— Begin —

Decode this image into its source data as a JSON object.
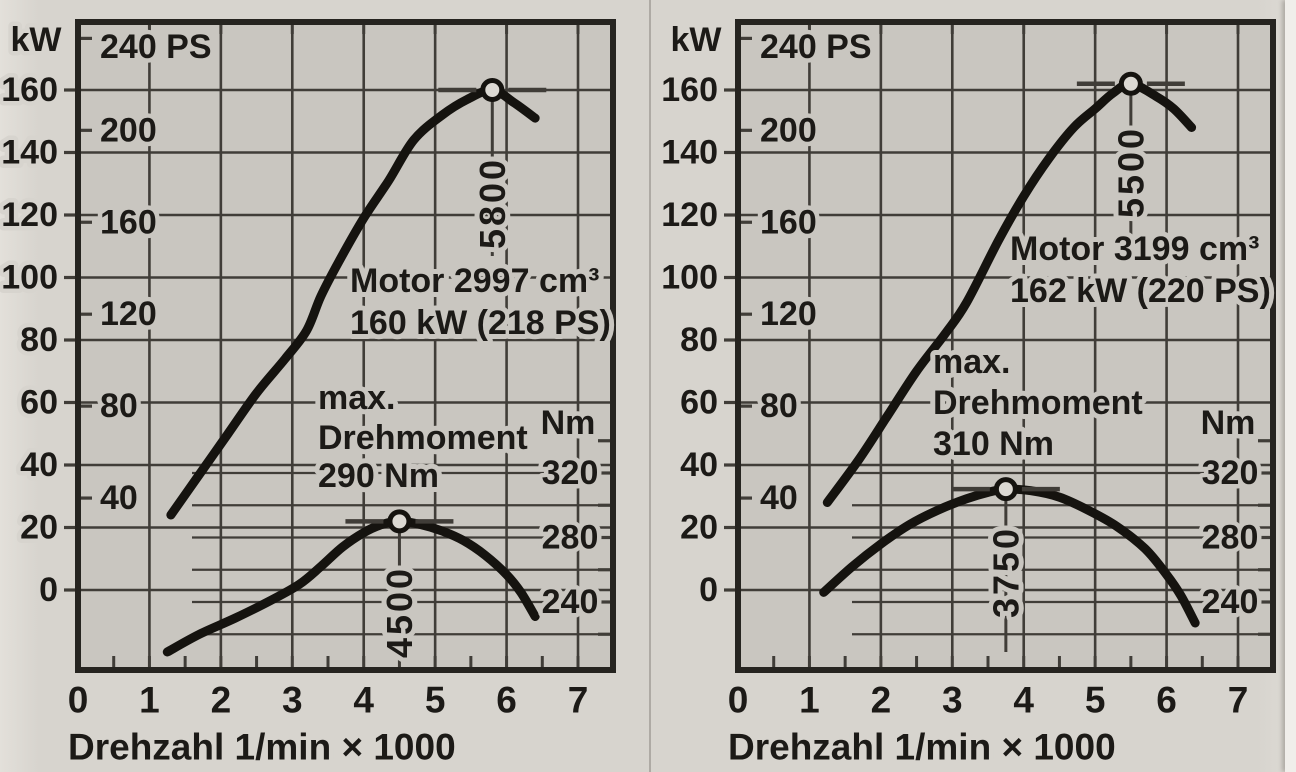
{
  "colors": {
    "paper": "#d7d4ce",
    "plot_bg": "#c9c6c0",
    "ink": "#1c1a17",
    "grid": "#403d38",
    "curve": "#15130f",
    "marker_fill": "#dcd9d3",
    "divider": "#aeaaa4",
    "page_edge": "#f0eeea"
  },
  "chart_data": [
    {
      "type": "line",
      "panel": "left",
      "engine_annotation": [
        "Motor 2997 cm³",
        "160 kW (218 PS)"
      ],
      "torque_annotation": [
        "max.",
        "Drehmoment",
        "290 Nm"
      ],
      "x_axis": {
        "title": "Drehzahl 1/min × 1000",
        "ticks": [
          "0",
          "1",
          "2",
          "3",
          "4",
          "5",
          "6",
          "7"
        ],
        "min": 0,
        "max": 7.5,
        "minor_step": 0.5
      },
      "y_axis_kw": {
        "label": "kW",
        "ticks": [
          "160",
          "140",
          "120",
          "100",
          "80",
          "60",
          "40",
          "20",
          "0"
        ],
        "min": -26,
        "max": 182,
        "grid_step": 20
      },
      "y_axis_ps": {
        "unit": "PS",
        "ticks": [
          {
            "value": 240,
            "label": "240 PS"
          },
          {
            "value": 200,
            "label": "200"
          },
          {
            "value": 160,
            "label": "160"
          },
          {
            "value": 120,
            "label": "120"
          },
          {
            "value": 80,
            "label": "80"
          },
          {
            "value": 40,
            "label": "40"
          }
        ]
      },
      "y_axis_nm": {
        "label": "Nm",
        "ticks": [
          "320",
          "280",
          "240"
        ],
        "grid_values": [
          320,
          300,
          280,
          260,
          240,
          220
        ]
      },
      "power_series": {
        "unit": "kW",
        "peak": {
          "rpm": 5800,
          "rpm_label": "5800",
          "kw": 160
        },
        "points_rpm1000_kw": [
          [
            1.3,
            24
          ],
          [
            1.7,
            37
          ],
          [
            2.1,
            50
          ],
          [
            2.5,
            63
          ],
          [
            2.9,
            74
          ],
          [
            3.2,
            83
          ],
          [
            3.4,
            94
          ],
          [
            3.65,
            105
          ],
          [
            4.0,
            119
          ],
          [
            4.35,
            131
          ],
          [
            4.7,
            144
          ],
          [
            5.1,
            152
          ],
          [
            5.45,
            157
          ],
          [
            5.8,
            160
          ],
          [
            6.1,
            156
          ],
          [
            6.4,
            151
          ]
        ]
      },
      "torque_series": {
        "unit": "Nm",
        "peak": {
          "rpm": 4500,
          "rpm_label": "4500",
          "nm": 290
        },
        "points_rpm1000_nm": [
          [
            1.25,
            209
          ],
          [
            1.7,
            220
          ],
          [
            2.2,
            230
          ],
          [
            2.7,
            241
          ],
          [
            3.1,
            251
          ],
          [
            3.4,
            262
          ],
          [
            3.7,
            274
          ],
          [
            4.0,
            283
          ],
          [
            4.25,
            288
          ],
          [
            4.5,
            290
          ],
          [
            4.8,
            288
          ],
          [
            5.1,
            284
          ],
          [
            5.4,
            278
          ],
          [
            5.7,
            269
          ],
          [
            6.0,
            257
          ],
          [
            6.2,
            246
          ],
          [
            6.4,
            231
          ]
        ]
      }
    },
    {
      "type": "line",
      "panel": "right",
      "engine_annotation": [
        "Motor 3199 cm³",
        "162 kW (220 PS)"
      ],
      "torque_annotation": [
        "max.",
        "Drehmoment",
        "310 Nm"
      ],
      "x_axis": {
        "title": "Drehzahl 1/min × 1000",
        "ticks": [
          "0",
          "1",
          "2",
          "3",
          "4",
          "5",
          "6",
          "7"
        ],
        "min": 0,
        "max": 7.5,
        "minor_step": 0.5
      },
      "y_axis_kw": {
        "label": "kW",
        "ticks": [
          "160",
          "140",
          "120",
          "100",
          "80",
          "60",
          "40",
          "20",
          "0"
        ],
        "min": -26,
        "max": 182,
        "grid_step": 20
      },
      "y_axis_ps": {
        "unit": "PS",
        "ticks": [
          {
            "value": 240,
            "label": "240 PS"
          },
          {
            "value": 200,
            "label": "200"
          },
          {
            "value": 160,
            "label": "160"
          },
          {
            "value": 120,
            "label": "120"
          },
          {
            "value": 80,
            "label": "80"
          },
          {
            "value": 40,
            "label": "40"
          }
        ]
      },
      "y_axis_nm": {
        "label": "Nm",
        "ticks": [
          "320",
          "280",
          "240"
        ],
        "grid_values": [
          320,
          300,
          280,
          260,
          240,
          220
        ]
      },
      "power_series": {
        "unit": "kW",
        "peak": {
          "rpm": 5500,
          "rpm_label": "5500",
          "kw": 162
        },
        "points_rpm1000_kw": [
          [
            1.25,
            28
          ],
          [
            1.7,
            42
          ],
          [
            2.1,
            56
          ],
          [
            2.5,
            70
          ],
          [
            2.9,
            82
          ],
          [
            3.2,
            92
          ],
          [
            3.65,
            112
          ],
          [
            4.0,
            126
          ],
          [
            4.35,
            138
          ],
          [
            4.7,
            148
          ],
          [
            5.0,
            154
          ],
          [
            5.25,
            159
          ],
          [
            5.5,
            162
          ],
          [
            5.85,
            158
          ],
          [
            6.1,
            154
          ],
          [
            6.35,
            148
          ]
        ]
      },
      "torque_series": {
        "unit": "Nm",
        "peak": {
          "rpm": 3750,
          "rpm_label": "3750",
          "nm": 310
        },
        "points_rpm1000_nm": [
          [
            1.2,
            246
          ],
          [
            1.6,
            262
          ],
          [
            2.0,
            276
          ],
          [
            2.4,
            288
          ],
          [
            2.8,
            297
          ],
          [
            3.2,
            304
          ],
          [
            3.5,
            308
          ],
          [
            3.75,
            310
          ],
          [
            4.1,
            309
          ],
          [
            4.5,
            305
          ],
          [
            4.9,
            297
          ],
          [
            5.3,
            287
          ],
          [
            5.7,
            273
          ],
          [
            6.0,
            257
          ],
          [
            6.2,
            244
          ],
          [
            6.4,
            227
          ]
        ]
      }
    }
  ]
}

— End —

> **EXERCISE INSTRUCTIONS**
Strip out the pictures and quote the remaining data word for word.

> **FULL SOLUTION**
Decode this image into its source data as a JSON object.
{
  "colors": {
    "paper": "#d7d4ce",
    "plot_bg": "#c9c6c0",
    "ink": "#1c1a17",
    "grid": "#403d38",
    "curve": "#15130f",
    "marker_fill": "#dcd9d3",
    "divider": "#aeaaa4",
    "page_edge": "#f0eeea"
  },
  "chart_data": [
    {
      "type": "line",
      "panel": "left",
      "engine_annotation": [
        "Motor 2997 cm³",
        "160 kW (218 PS)"
      ],
      "torque_annotation": [
        "max.",
        "Drehmoment",
        "290 Nm"
      ],
      "x_axis": {
        "title": "Drehzahl 1/min × 1000",
        "ticks": [
          "0",
          "1",
          "2",
          "3",
          "4",
          "5",
          "6",
          "7"
        ],
        "min": 0,
        "max": 7.5,
        "minor_step": 0.5
      },
      "y_axis_kw": {
        "label": "kW",
        "ticks": [
          "160",
          "140",
          "120",
          "100",
          "80",
          "60",
          "40",
          "20",
          "0"
        ],
        "min": -26,
        "max": 182,
        "grid_step": 20
      },
      "y_axis_ps": {
        "unit": "PS",
        "ticks": [
          {
            "value": 240,
            "label": "240 PS"
          },
          {
            "value": 200,
            "label": "200"
          },
          {
            "value": 160,
            "label": "160"
          },
          {
            "value": 120,
            "label": "120"
          },
          {
            "value": 80,
            "label": "80"
          },
          {
            "value": 40,
            "label": "40"
          }
        ]
      },
      "y_axis_nm": {
        "label": "Nm",
        "ticks": [
          "320",
          "280",
          "240"
        ],
        "grid_values": [
          320,
          300,
          280,
          260,
          240,
          220
        ]
      },
      "power_series": {
        "unit": "kW",
        "peak": {
          "rpm": 5800,
          "rpm_label": "5800",
          "kw": 160
        },
        "points_rpm1000_kw": [
          [
            1.3,
            24
          ],
          [
            1.7,
            37
          ],
          [
            2.1,
            50
          ],
          [
            2.5,
            63
          ],
          [
            2.9,
            74
          ],
          [
            3.2,
            83
          ],
          [
            3.4,
            94
          ],
          [
            3.65,
            105
          ],
          [
            4.0,
            119
          ],
          [
            4.35,
            131
          ],
          [
            4.7,
            144
          ],
          [
            5.1,
            152
          ],
          [
            5.45,
            157
          ],
          [
            5.8,
            160
          ],
          [
            6.1,
            156
          ],
          [
            6.4,
            151
          ]
        ]
      },
      "torque_series": {
        "unit": "Nm",
        "peak": {
          "rpm": 4500,
          "rpm_label": "4500",
          "nm": 290
        },
        "points_rpm1000_nm": [
          [
            1.25,
            209
          ],
          [
            1.7,
            220
          ],
          [
            2.2,
            230
          ],
          [
            2.7,
            241
          ],
          [
            3.1,
            251
          ],
          [
            3.4,
            262
          ],
          [
            3.7,
            274
          ],
          [
            4.0,
            283
          ],
          [
            4.25,
            288
          ],
          [
            4.5,
            290
          ],
          [
            4.8,
            288
          ],
          [
            5.1,
            284
          ],
          [
            5.4,
            278
          ],
          [
            5.7,
            269
          ],
          [
            6.0,
            257
          ],
          [
            6.2,
            246
          ],
          [
            6.4,
            231
          ]
        ]
      }
    },
    {
      "type": "line",
      "panel": "right",
      "engine_annotation": [
        "Motor 3199 cm³",
        "162 kW (220 PS)"
      ],
      "torque_annotation": [
        "max.",
        "Drehmoment",
        "310 Nm"
      ],
      "x_axis": {
        "title": "Drehzahl 1/min × 1000",
        "ticks": [
          "0",
          "1",
          "2",
          "3",
          "4",
          "5",
          "6",
          "7"
        ],
        "min": 0,
        "max": 7.5,
        "minor_step": 0.5
      },
      "y_axis_kw": {
        "label": "kW",
        "ticks": [
          "160",
          "140",
          "120",
          "100",
          "80",
          "60",
          "40",
          "20",
          "0"
        ],
        "min": -26,
        "max": 182,
        "grid_step": 20
      },
      "y_axis_ps": {
        "unit": "PS",
        "ticks": [
          {
            "value": 240,
            "label": "240 PS"
          },
          {
            "value": 200,
            "label": "200"
          },
          {
            "value": 160,
            "label": "160"
          },
          {
            "value": 120,
            "label": "120"
          },
          {
            "value": 80,
            "label": "80"
          },
          {
            "value": 40,
            "label": "40"
          }
        ]
      },
      "y_axis_nm": {
        "label": "Nm",
        "ticks": [
          "320",
          "280",
          "240"
        ],
        "grid_values": [
          320,
          300,
          280,
          260,
          240,
          220
        ]
      },
      "power_series": {
        "unit": "kW",
        "peak": {
          "rpm": 5500,
          "rpm_label": "5500",
          "kw": 162
        },
        "points_rpm1000_kw": [
          [
            1.25,
            28
          ],
          [
            1.7,
            42
          ],
          [
            2.1,
            56
          ],
          [
            2.5,
            70
          ],
          [
            2.9,
            82
          ],
          [
            3.2,
            92
          ],
          [
            3.65,
            112
          ],
          [
            4.0,
            126
          ],
          [
            4.35,
            138
          ],
          [
            4.7,
            148
          ],
          [
            5.0,
            154
          ],
          [
            5.25,
            159
          ],
          [
            5.5,
            162
          ],
          [
            5.85,
            158
          ],
          [
            6.1,
            154
          ],
          [
            6.35,
            148
          ]
        ]
      },
      "torque_series": {
        "unit": "Nm",
        "peak": {
          "rpm": 3750,
          "rpm_label": "3750",
          "nm": 310
        },
        "points_rpm1000_nm": [
          [
            1.2,
            246
          ],
          [
            1.6,
            262
          ],
          [
            2.0,
            276
          ],
          [
            2.4,
            288
          ],
          [
            2.8,
            297
          ],
          [
            3.2,
            304
          ],
          [
            3.5,
            308
          ],
          [
            3.75,
            310
          ],
          [
            4.1,
            309
          ],
          [
            4.5,
            305
          ],
          [
            4.9,
            297
          ],
          [
            5.3,
            287
          ],
          [
            5.7,
            273
          ],
          [
            6.0,
            257
          ],
          [
            6.2,
            244
          ],
          [
            6.4,
            227
          ]
        ]
      }
    }
  ]
}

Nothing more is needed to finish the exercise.